### Written problem
Read the records and gather each line that includes "ramach".

### Dataset entries
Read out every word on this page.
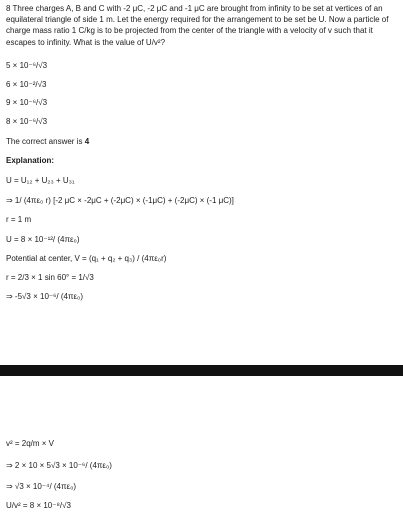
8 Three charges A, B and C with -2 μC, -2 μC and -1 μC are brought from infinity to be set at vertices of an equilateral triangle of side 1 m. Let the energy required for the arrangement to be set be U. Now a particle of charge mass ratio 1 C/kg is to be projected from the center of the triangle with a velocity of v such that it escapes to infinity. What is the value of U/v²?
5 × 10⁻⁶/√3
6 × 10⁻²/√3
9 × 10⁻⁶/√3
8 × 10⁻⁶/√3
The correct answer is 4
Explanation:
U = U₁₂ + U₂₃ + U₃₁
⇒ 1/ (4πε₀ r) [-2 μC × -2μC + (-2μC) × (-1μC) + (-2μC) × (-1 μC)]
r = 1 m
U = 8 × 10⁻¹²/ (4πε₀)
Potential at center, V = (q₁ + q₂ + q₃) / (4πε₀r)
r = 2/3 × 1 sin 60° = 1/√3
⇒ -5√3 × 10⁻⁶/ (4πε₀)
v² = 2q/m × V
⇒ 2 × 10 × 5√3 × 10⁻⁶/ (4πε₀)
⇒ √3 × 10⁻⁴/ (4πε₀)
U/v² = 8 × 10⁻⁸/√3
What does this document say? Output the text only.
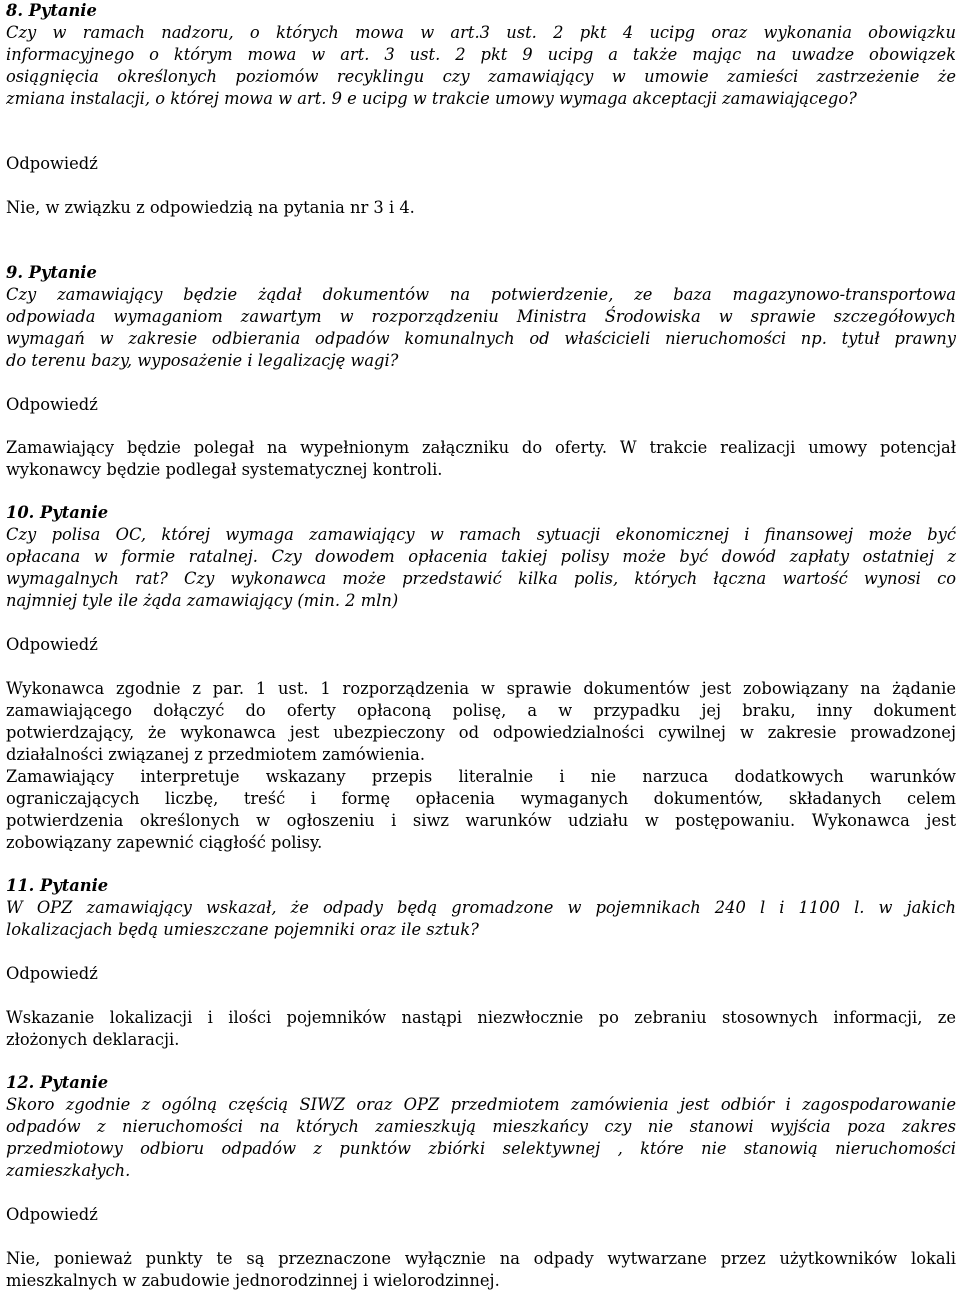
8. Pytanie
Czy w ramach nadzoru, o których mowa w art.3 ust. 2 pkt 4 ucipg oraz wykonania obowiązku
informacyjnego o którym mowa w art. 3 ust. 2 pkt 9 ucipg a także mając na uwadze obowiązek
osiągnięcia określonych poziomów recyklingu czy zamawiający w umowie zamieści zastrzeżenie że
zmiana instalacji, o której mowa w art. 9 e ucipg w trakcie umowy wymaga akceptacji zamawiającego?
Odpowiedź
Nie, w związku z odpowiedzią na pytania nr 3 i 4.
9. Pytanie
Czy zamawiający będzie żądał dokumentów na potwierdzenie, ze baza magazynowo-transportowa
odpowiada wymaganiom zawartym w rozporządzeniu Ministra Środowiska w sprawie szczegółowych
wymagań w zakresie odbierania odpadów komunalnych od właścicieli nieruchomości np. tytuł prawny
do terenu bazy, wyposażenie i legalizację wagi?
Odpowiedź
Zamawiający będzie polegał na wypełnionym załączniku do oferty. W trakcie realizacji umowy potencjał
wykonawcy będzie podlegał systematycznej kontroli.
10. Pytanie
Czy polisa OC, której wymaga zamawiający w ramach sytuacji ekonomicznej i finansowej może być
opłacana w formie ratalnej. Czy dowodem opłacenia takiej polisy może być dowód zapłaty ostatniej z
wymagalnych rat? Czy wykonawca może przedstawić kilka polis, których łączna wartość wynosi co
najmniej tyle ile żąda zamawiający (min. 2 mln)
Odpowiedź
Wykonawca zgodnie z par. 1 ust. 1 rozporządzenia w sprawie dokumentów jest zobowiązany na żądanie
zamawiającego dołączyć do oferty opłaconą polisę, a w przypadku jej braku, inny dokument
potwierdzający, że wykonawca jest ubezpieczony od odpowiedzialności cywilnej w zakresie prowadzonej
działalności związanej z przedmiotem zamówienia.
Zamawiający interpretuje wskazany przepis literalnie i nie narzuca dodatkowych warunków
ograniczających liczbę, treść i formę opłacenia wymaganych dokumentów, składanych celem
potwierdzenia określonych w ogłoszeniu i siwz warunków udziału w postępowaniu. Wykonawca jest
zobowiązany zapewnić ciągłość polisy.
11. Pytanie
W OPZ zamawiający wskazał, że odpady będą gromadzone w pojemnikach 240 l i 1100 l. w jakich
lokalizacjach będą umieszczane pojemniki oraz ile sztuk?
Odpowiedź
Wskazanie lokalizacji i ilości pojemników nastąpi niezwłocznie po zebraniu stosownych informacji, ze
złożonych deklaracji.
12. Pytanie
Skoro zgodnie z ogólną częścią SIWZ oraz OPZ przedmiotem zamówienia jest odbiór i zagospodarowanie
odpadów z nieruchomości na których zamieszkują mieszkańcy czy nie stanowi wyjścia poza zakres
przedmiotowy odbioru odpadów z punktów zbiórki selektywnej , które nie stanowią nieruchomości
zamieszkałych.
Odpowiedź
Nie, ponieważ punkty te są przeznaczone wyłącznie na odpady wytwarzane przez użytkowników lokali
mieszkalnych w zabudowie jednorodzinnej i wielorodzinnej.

* * *

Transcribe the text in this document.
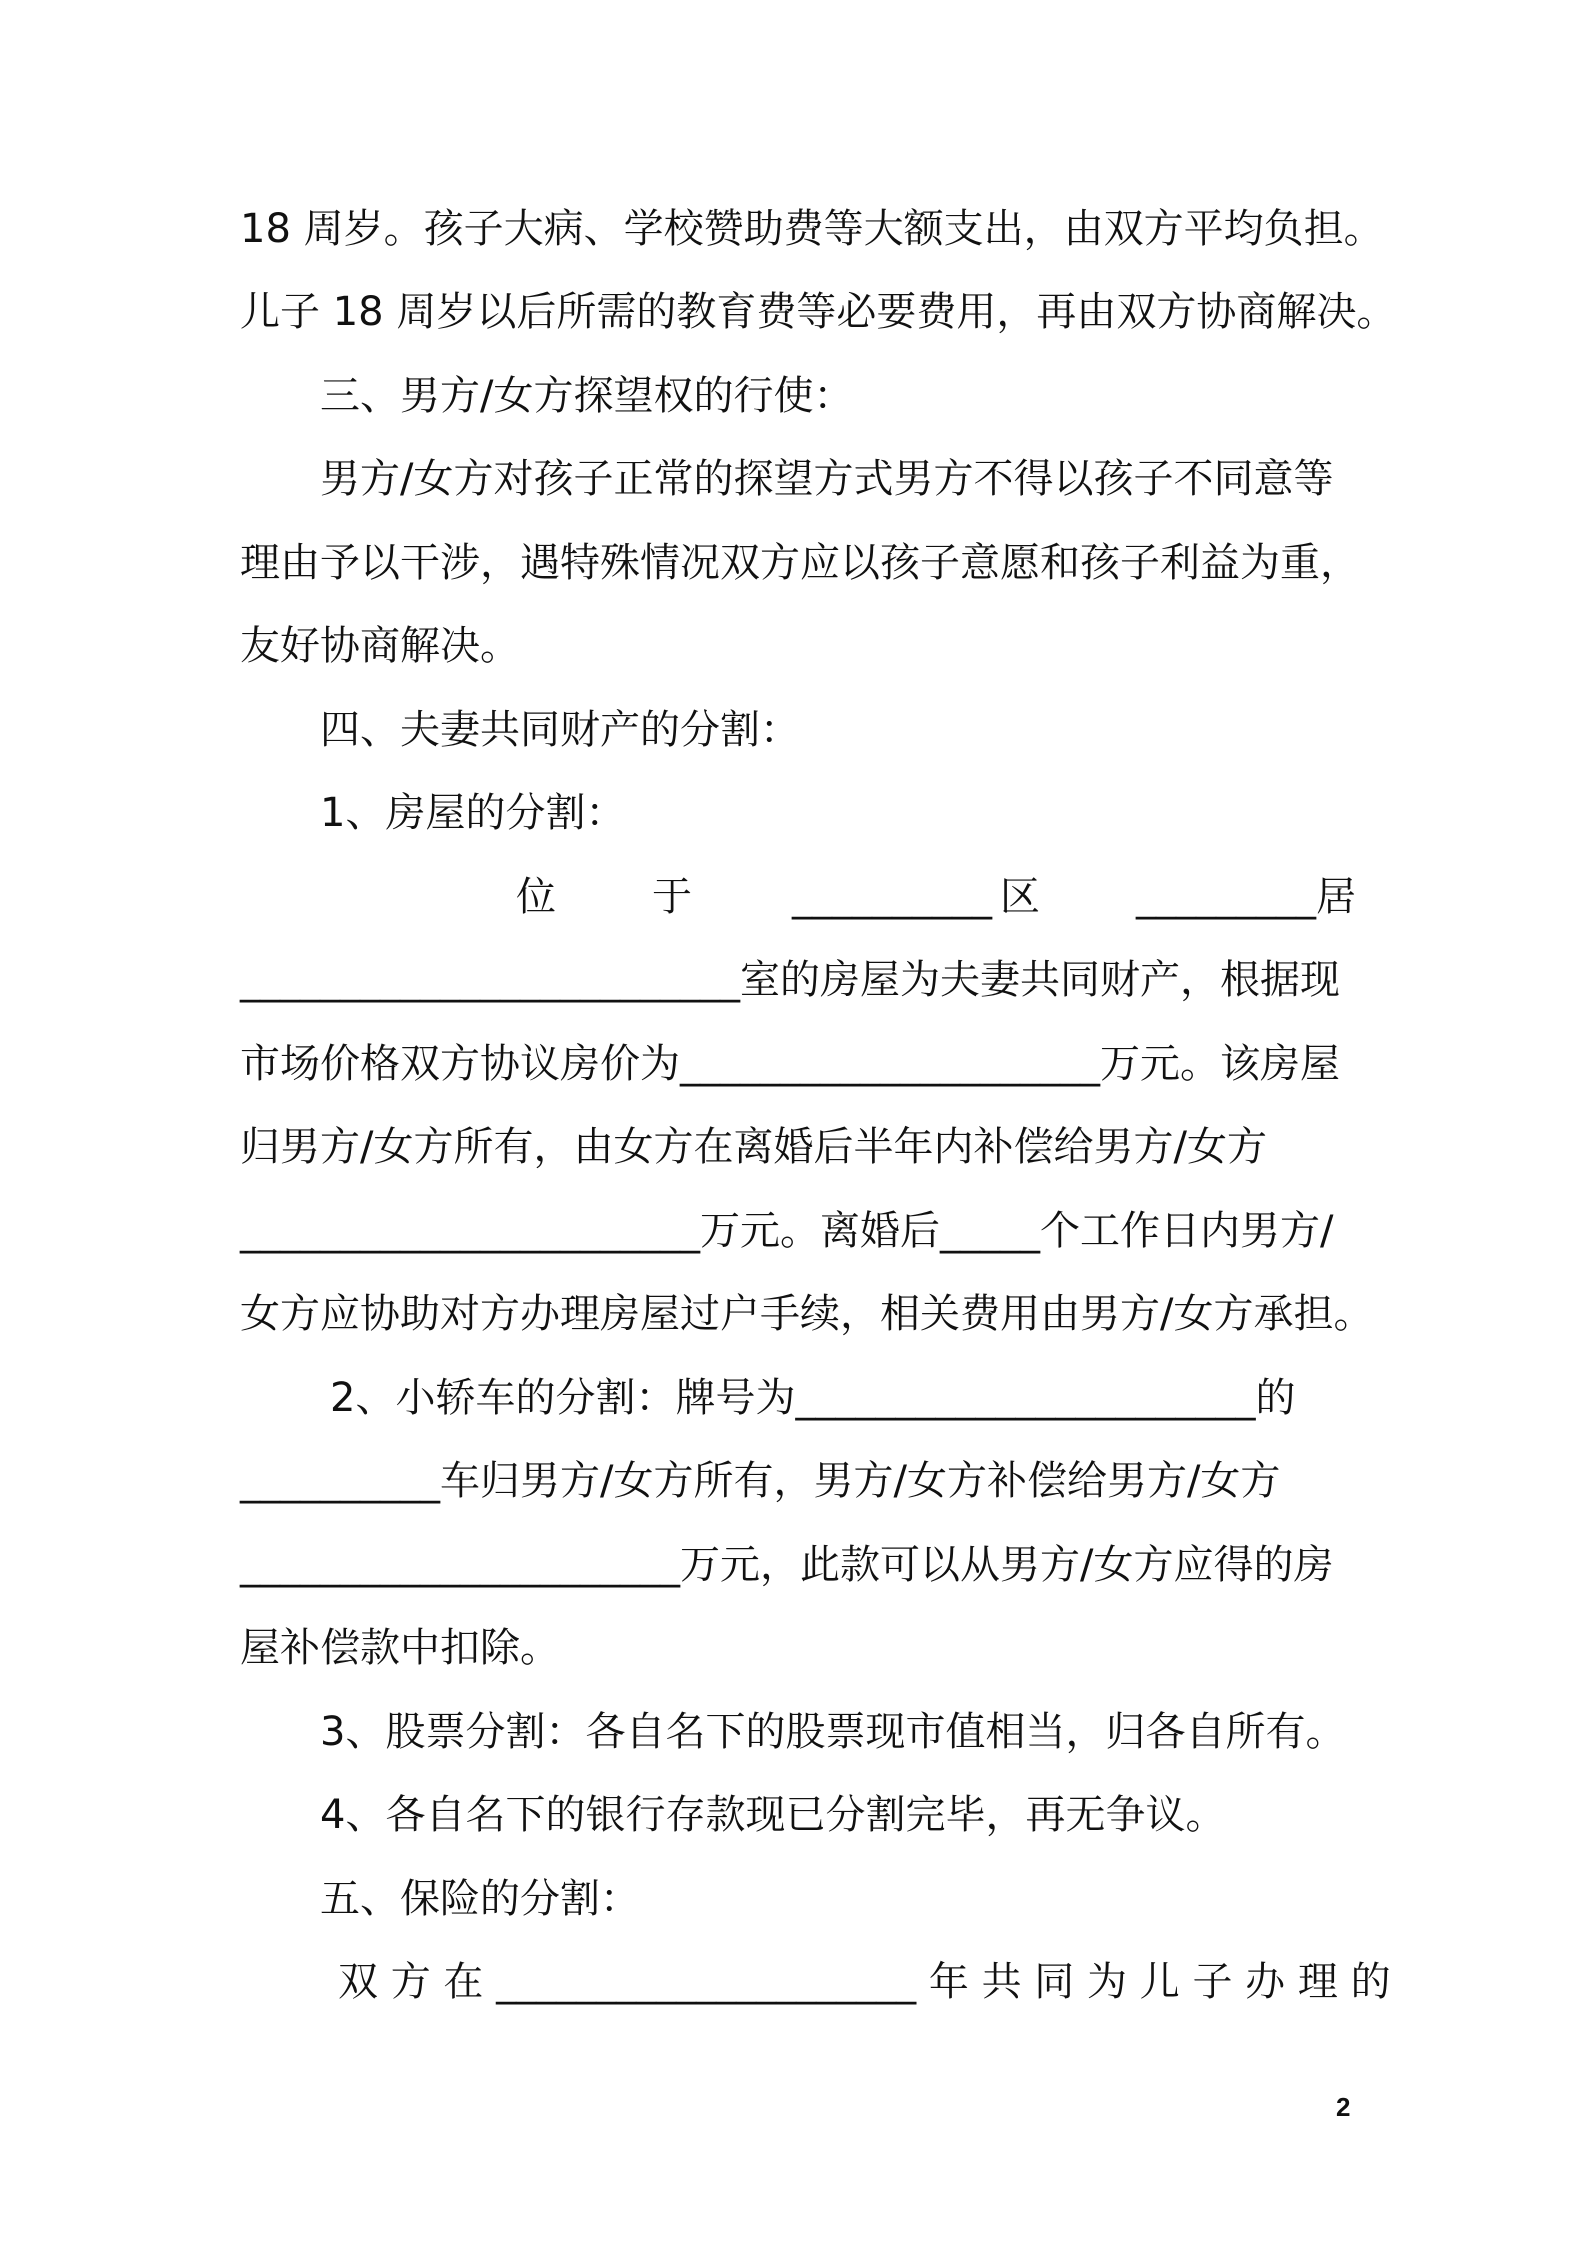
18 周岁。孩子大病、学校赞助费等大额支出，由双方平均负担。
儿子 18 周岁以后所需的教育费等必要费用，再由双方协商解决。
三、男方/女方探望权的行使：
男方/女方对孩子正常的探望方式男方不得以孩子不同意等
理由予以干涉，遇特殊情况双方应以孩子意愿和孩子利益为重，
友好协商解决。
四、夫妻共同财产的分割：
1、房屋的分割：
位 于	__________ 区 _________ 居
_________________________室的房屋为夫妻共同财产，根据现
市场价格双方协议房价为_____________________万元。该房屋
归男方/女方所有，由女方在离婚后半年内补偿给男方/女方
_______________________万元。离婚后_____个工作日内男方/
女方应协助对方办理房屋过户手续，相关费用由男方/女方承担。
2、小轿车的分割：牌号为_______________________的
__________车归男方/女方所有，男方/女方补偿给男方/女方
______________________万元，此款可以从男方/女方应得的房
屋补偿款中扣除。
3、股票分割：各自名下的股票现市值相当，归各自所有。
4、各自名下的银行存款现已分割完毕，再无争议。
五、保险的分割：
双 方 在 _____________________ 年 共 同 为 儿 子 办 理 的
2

* * *

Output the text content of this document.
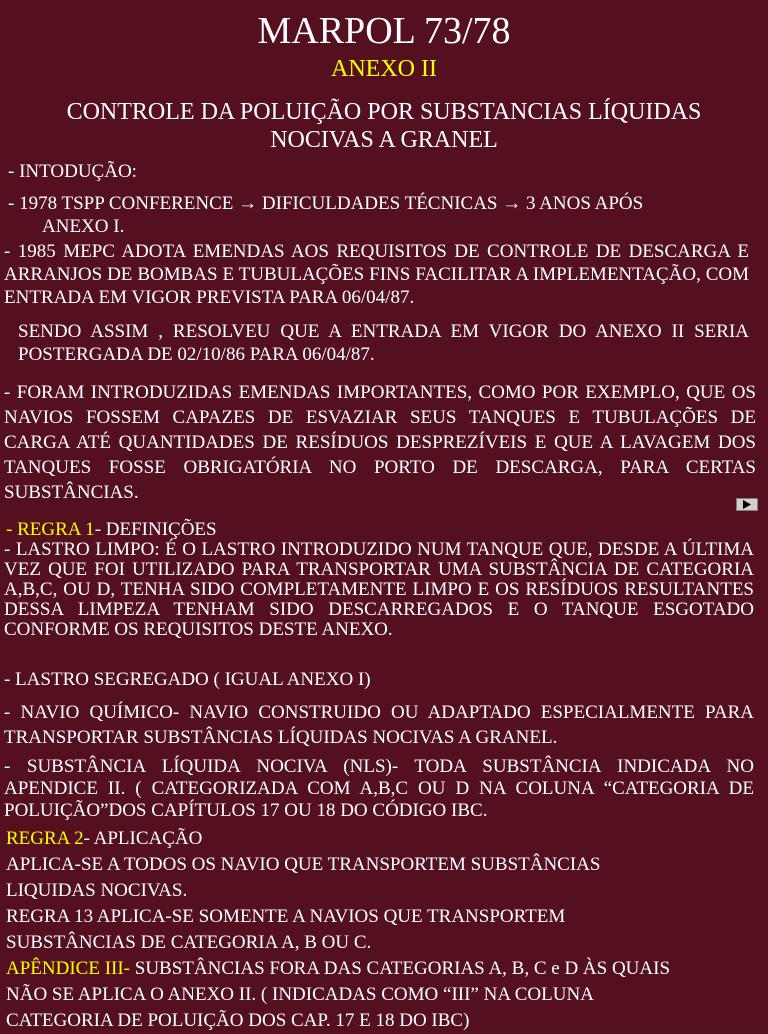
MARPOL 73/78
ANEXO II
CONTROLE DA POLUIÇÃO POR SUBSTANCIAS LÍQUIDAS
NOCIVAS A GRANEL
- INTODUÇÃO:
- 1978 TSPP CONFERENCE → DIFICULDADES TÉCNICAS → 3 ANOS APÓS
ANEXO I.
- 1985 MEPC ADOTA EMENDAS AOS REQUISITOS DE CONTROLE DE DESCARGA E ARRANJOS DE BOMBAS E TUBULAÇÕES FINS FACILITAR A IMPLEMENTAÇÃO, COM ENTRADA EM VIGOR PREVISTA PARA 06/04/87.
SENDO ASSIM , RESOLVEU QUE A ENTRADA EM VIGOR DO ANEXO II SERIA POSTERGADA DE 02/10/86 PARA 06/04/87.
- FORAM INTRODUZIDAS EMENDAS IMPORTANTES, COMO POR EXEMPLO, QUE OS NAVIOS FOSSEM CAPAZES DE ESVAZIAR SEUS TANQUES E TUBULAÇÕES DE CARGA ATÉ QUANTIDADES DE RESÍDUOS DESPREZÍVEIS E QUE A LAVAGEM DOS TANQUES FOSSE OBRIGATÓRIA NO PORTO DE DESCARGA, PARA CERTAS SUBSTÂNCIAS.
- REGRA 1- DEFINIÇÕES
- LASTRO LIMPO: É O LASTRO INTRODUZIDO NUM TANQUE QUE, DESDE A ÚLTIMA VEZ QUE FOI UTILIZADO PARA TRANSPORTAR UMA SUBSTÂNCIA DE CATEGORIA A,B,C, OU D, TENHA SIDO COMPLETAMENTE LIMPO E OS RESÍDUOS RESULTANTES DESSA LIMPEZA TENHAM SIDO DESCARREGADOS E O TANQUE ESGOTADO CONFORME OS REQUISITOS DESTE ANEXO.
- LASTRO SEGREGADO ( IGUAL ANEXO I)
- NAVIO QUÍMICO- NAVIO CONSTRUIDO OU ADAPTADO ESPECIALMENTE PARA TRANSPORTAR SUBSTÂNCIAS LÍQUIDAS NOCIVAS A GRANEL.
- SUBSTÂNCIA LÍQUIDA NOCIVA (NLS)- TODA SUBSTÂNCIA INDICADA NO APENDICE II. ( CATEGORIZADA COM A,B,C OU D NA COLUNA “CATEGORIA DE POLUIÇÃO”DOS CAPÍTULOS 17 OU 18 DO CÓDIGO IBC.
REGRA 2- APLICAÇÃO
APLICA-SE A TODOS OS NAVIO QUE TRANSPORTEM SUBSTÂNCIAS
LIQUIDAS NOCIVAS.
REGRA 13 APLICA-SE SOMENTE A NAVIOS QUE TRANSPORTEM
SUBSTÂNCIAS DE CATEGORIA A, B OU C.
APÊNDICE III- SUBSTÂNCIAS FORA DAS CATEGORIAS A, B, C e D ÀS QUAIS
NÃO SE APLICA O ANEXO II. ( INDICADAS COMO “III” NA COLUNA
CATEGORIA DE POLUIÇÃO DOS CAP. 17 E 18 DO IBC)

### Complete response
Czy w ramach nadzoru, o których mowa w art.3 ust. 2 pkt 4 ucipg oraz wykonania obowiązku
Czy polisa OC, której wymaga zamawiający w ramach sytuacji ekonomicznej i finansowej może być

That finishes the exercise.